*To be done*: Go through the listing below and gather every line with the word "this".

*Provided material*:
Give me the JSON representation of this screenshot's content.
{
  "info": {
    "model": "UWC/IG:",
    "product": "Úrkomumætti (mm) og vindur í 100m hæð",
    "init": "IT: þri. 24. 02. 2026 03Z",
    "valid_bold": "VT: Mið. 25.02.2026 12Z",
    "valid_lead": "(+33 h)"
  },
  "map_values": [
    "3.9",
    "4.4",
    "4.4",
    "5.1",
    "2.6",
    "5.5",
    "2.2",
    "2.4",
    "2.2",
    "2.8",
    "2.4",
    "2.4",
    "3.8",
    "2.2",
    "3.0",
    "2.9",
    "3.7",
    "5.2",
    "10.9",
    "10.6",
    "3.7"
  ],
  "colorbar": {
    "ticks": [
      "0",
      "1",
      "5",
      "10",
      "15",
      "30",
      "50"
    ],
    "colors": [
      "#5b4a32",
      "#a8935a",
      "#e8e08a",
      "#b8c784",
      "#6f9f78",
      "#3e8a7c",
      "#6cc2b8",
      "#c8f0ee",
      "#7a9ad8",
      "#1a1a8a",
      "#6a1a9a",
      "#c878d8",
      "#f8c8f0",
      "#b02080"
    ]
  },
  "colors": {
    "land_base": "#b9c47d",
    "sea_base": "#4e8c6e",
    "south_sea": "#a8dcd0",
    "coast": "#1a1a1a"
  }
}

...

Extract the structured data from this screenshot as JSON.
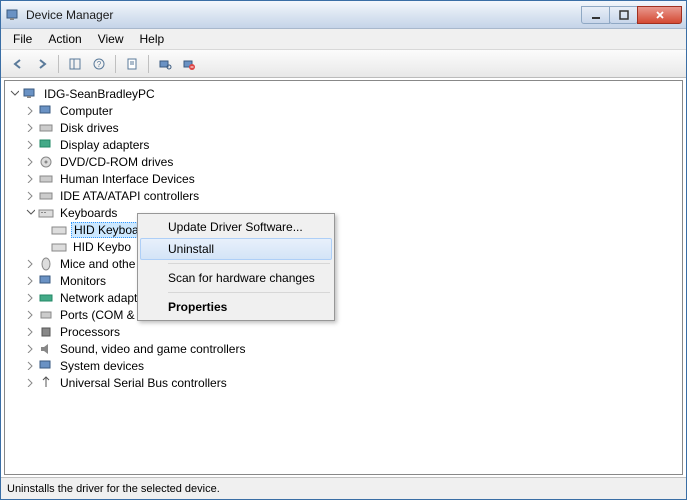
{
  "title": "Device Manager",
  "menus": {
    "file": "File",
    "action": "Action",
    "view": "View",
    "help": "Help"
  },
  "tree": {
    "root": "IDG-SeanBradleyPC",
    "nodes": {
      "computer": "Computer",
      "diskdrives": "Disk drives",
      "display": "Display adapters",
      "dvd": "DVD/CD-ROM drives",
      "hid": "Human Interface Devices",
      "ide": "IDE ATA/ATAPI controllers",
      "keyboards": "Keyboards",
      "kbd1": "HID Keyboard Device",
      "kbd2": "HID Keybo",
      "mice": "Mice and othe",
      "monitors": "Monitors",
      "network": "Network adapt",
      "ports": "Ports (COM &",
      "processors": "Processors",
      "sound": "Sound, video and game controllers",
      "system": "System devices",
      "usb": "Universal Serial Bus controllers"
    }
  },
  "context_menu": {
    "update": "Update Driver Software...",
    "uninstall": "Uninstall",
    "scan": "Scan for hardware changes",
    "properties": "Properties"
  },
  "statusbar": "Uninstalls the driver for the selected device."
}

---

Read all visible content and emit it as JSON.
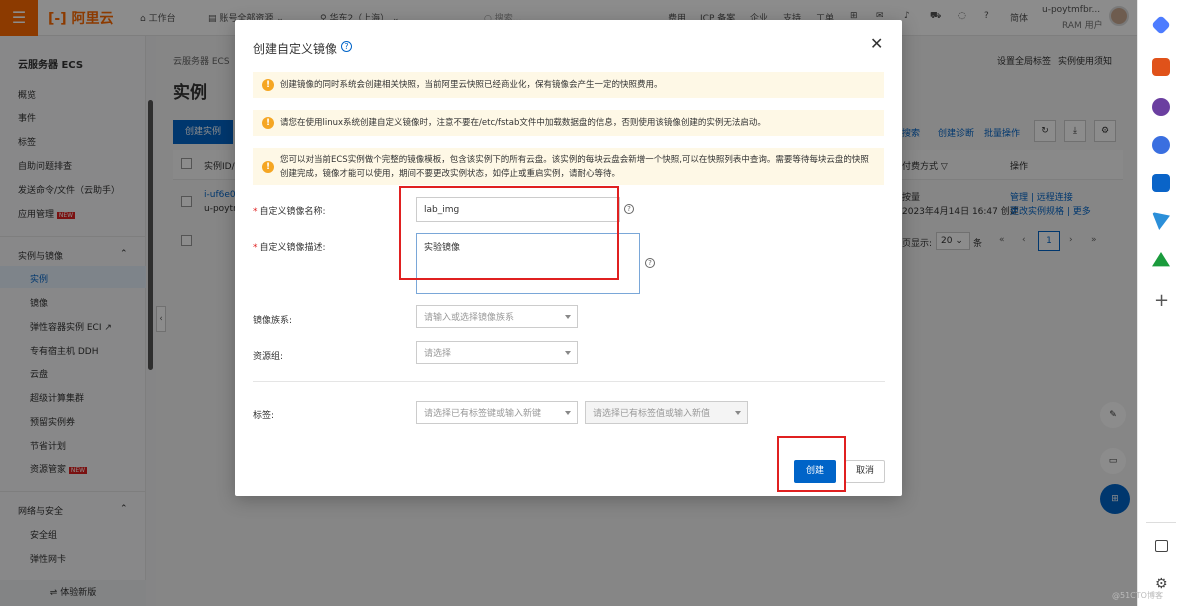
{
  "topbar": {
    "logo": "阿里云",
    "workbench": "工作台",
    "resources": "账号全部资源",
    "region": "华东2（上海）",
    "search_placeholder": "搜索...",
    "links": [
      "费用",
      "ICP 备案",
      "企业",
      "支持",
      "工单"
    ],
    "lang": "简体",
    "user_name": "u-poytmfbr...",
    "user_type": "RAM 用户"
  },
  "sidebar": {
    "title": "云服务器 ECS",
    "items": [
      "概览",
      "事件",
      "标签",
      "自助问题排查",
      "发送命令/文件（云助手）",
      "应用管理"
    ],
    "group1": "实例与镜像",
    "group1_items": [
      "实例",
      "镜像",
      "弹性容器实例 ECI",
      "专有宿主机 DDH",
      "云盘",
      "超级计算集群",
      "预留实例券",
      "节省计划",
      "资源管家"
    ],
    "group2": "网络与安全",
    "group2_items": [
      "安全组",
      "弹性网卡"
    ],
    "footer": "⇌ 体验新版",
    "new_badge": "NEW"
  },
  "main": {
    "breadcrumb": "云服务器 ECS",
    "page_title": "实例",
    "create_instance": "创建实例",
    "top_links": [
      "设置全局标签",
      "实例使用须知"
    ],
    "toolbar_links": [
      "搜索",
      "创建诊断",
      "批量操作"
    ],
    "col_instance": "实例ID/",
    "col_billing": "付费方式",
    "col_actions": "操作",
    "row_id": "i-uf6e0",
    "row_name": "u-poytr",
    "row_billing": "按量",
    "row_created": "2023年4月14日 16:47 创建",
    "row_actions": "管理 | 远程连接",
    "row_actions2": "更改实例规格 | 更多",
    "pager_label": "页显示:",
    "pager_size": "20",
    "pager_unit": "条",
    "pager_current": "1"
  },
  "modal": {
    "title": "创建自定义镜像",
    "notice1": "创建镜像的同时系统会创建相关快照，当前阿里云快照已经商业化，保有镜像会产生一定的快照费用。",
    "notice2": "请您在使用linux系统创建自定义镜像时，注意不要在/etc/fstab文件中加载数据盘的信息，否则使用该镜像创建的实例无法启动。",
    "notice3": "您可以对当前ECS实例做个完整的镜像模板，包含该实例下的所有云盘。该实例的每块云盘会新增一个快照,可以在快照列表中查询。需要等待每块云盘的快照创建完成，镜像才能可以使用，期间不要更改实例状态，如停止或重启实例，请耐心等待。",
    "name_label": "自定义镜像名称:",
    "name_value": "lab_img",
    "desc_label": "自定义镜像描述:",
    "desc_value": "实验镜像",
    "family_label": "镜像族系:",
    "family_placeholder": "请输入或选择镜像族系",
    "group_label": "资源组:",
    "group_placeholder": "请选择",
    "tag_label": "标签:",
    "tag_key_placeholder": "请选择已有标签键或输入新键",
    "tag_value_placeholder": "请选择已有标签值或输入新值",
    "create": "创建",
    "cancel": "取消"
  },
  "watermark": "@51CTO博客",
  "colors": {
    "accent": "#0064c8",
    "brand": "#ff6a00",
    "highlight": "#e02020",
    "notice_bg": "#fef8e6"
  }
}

*Reply*:
Give me the JSON representation of this screenshot's content.
Extract the structured data from this screenshot as JSON.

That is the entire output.